## Supplied records
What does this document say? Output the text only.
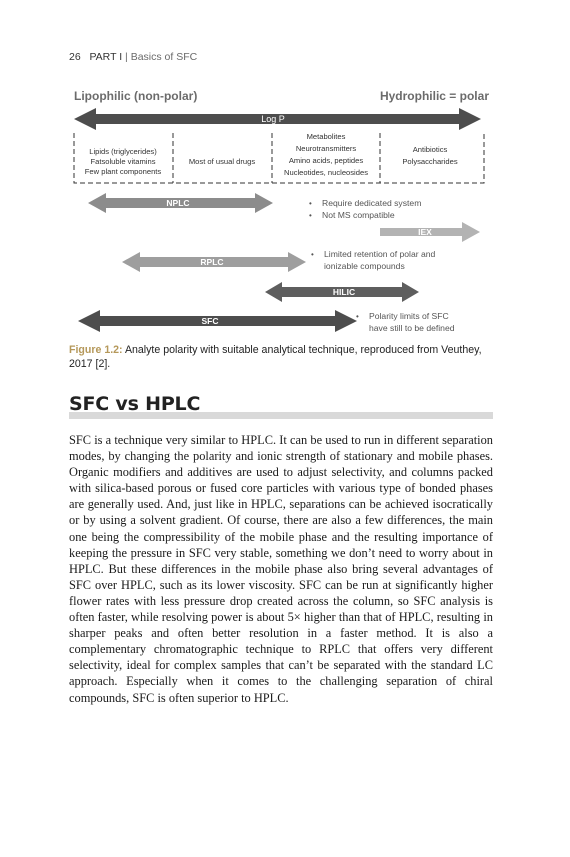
26 PART I | Basics of SFC
Lipophilic (non-polar)	Hydrophilic = polar
Log P
Lipids (triglycerides)
Fatsoluble vitamins
Few plant components
Most of usual drugs
Metabolites
Neurotransmitters
Amino acids, peptides
Nucleotides, nucleosides
Antibiotics
Polysaccharides
NPLC	• Require dedicated system
• Not MS compatible
IEX
RPLC
• Limited retention of polar and
ionizable compounds
HILIC
SFC	• Polarity limits of SFC
have still to be defined
Figure 1.2: Analyte polarity with suitable analytical technique, reproduced from Veuthey, 2017 [2].
SFC vs HPLC
SFC is a technique very similar to HPLC. It can be used to run in different separation modes, by changing the polarity and ionic strength of stationary and mobile phases. Organic modifiers and additives are used to adjust selectivity, and columns packed with silica-based porous or fused core particles with various type of bonded phases are generally used. And, just like in HPLC, separations can be achieved isocratically or by using a solvent gradient. Of course, there are also a few differences, the main one being the compressibility of the mobile phase and the resulting importance of keeping the pressure in SFC very stable, something we don’t need to worry about in HPLC. But these differences in the mobile phase also bring several advantages of SFC over HPLC, such as its lower viscosity. SFC can be run at significantly higher flower rates with less pressure drop created across the column, so SFC analysis is often faster, while resolving power is about 5× higher than that of HPLC, resulting in sharper peaks and often better resolution in a faster method. It is also a complementary chromatographic technique to RPLC that offers very different selectivity, ideal for complex samples that can’t be separated with the standard LC approach. Especially when it comes to the challenging separation of chiral compounds, SFC is often superior to HPLC.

## What is expected
Reproduce every entry exactly, but omit each picture.

## Response for this exercise
What does this document say? Output the text only.
26 PART I | Basics of SFC
Lipophilic (non-polar)	Hydrophilic = polar
Log P
Lipids (triglycerides)
Fatsoluble vitamins
Few plant components
Most of usual drugs
Metabolites
Neurotransmitters
Amino acids, peptides
Nucleotides, nucleosides
Antibiotics
Polysaccharides
NPLC	• Require dedicated system
• Not MS compatible
IEX
RPLC
• Limited retention of polar and
ionizable compounds
HILIC
SFC	• Polarity limits of SFC
have still to be defined
Figure 1.2: Analyte polarity with suitable analytical technique, reproduced from Veuthey, 2017 [2].
SFC vs HPLC
SFC is a technique very similar to HPLC. It can be used to run in different separation modes, by changing the polarity and ionic strength of stationary and mobile phases. Organic modifiers and additives are used to adjust selectivity, and columns packed with silica-based porous or fused core particles with various type of bonded phases are generally used. And, just like in HPLC, separations can be achieved isocratically or by using a solvent gradient. Of course, there are also a few differences, the main one being the compressibility of the mobile phase and the resulting importance of keeping the pressure in SFC very stable, something we don’t need to worry about in HPLC. But these differences in the mobile phase also bring several advantages of SFC over HPLC, such as its lower viscosity. SFC can be run at significantly higher flower rates with less pressure drop created across the column, so SFC analysis is often faster, while resolving power is about 5× higher than that of HPLC, resulting in sharper peaks and often better resolution in a faster method. It is also a complementary chromatographic technique to RPLC that offers very different selectivity, ideal for complex samples that can’t be separated with the standard LC approach. Especially when it comes to the challenging separation of chiral compounds, SFC is often superior to HPLC.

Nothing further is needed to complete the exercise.